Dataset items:
=-=-=

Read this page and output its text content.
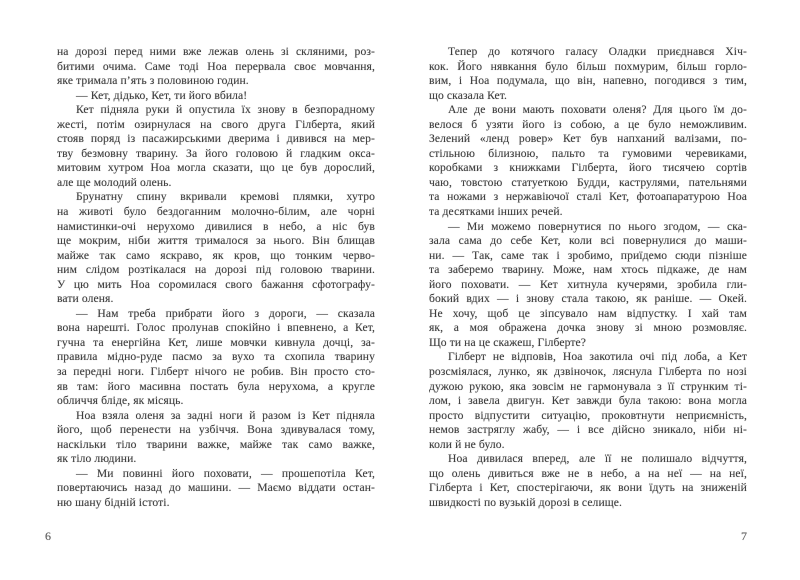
на дорозі перед ними вже лежав олень зі скляними, роз-
битими очима. Саме тоді Ноа перервала своє мовчання,
яке тримала п’ять з половиною годин.
— Кет, дідько, Кет, ти його вбила!
Кет підняла руки й опустила їх знову в безпорадному
жесті, потім озирнулася на свого друга Гілберта, який
стояв поряд із пасажирськими дверима і дивився на мер-
тву безмовну тварину. За його головою й гладким окса-
митовим хутром Ноа могла сказати, що це був дорослий,
але ще молодий олень.
Брунатну спину вкривали кремові плямки, хутро
на животі було бездоганним молочно-білим, але чорні
намистинки-очі нерухомо дивилися в небо, а ніс був
ще мокрим, ніби життя трималося за нього. Він блищав
майже так само яскраво, як кров, що тонким черво-
ним слідом розтікалася на дорозі під головою тварини.
У цю мить Ноа соромилася свого бажання сфотографу-
вати оленя.
— Нам треба прибрати його з дороги, — сказала
вона нарешті. Голос пролунав спокійно і впевнено, а Кет,
гучна та енергійна Кет, лише мовчки кивнула дочці, за-
правила мідно-руде пасмо за вухо та схопила тварину
за передні ноги. Гілберт нічого не робив. Він просто сто-
яв там: його масивна постать була нерухома, а кругле
обличчя бліде, як місяць.
Ноа взяла оленя за задні ноги й разом із Кет підняла
його, щоб перенести на узбіччя. Вона здивувалася тому,
наскільки тіло тварини важке, майже так само важке,
як тіло людини.
— Ми повинні його поховати, — прошепотіла Кет,
повертаючись назад до машини. — Маємо віддати остан-
ню шану бідній істоті.
6
Тепер до котячого галасу Оладки приєднався Хіч-
кок. Його нявкання було більш похмурим, більш горло-
вим, і Ноа подумала, що він, напевно, погодився з тим,
що сказала Кет.
Але де вони мають поховати оленя? Для цього їм до-
велося б узяти його із собою, а це було неможливим.
Зелений «ленд ровер» Кет був напханий валізами, по-
стільною білизною, пальто та гумовими черевиками,
коробками з книжками Гілберта, його тисячею сортів
чаю, товстою статуеткою Будди, каструлями, пательнями
та ножами з нержавіючої сталі Кет, фотоапаратурою Ноа
та десятками інших речей.
— Ми можемо повернутися по нього згодом, — ска-
зала сама до себе Кет, коли всі повернулися до маши-
ни. — Так, саме так і зробимо, приїдемо сюди пізніше
та заберемо тварину. Може, нам хтось підкаже, де нам
його поховати. — Кет хитнула кучерями, зробила гли-
бокий вдих — і знову стала такою, як раніше. — Окей.
Не хочу, щоб це зіпсувало нам відпустку. І хай там
як, а моя ображена дочка знову зі мною розмовляє.
Що ти на це скажеш, Гілберте?
Гілберт не відповів, Ноа закотила очі під лоба, а Кет
розсміялася, лунко, як дзвіночок, ляснула Гілберта по нозі
дужою рукою, яка зовсім не гармонувала з її струнким ті-
лом, і завела двигун. Кет завжди була такою: вона могла
просто відпустити ситуацію, проковтнути неприємність,
немов застряглу жабу, — і все дійсно зникало, ніби ні-
коли й не було.
Ноа дивилася вперед, але її не полишало відчуття,
що олень дивиться вже не в небо, а на неї — на неї,
Гілберта і Кет, спостерігаючи, як вони їдуть на зниженій
швидкості по вузькій дорозі в селище.
7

=-=-=

Goal of the exercise:
Find the string "ноги" in the records, then copy each line where it occurs.

Completed exercise:
за передні ноги. Гілберт нічого не робив. Він просто сто-
Ноа взяла оленя за задні ноги й разом із Кет підняла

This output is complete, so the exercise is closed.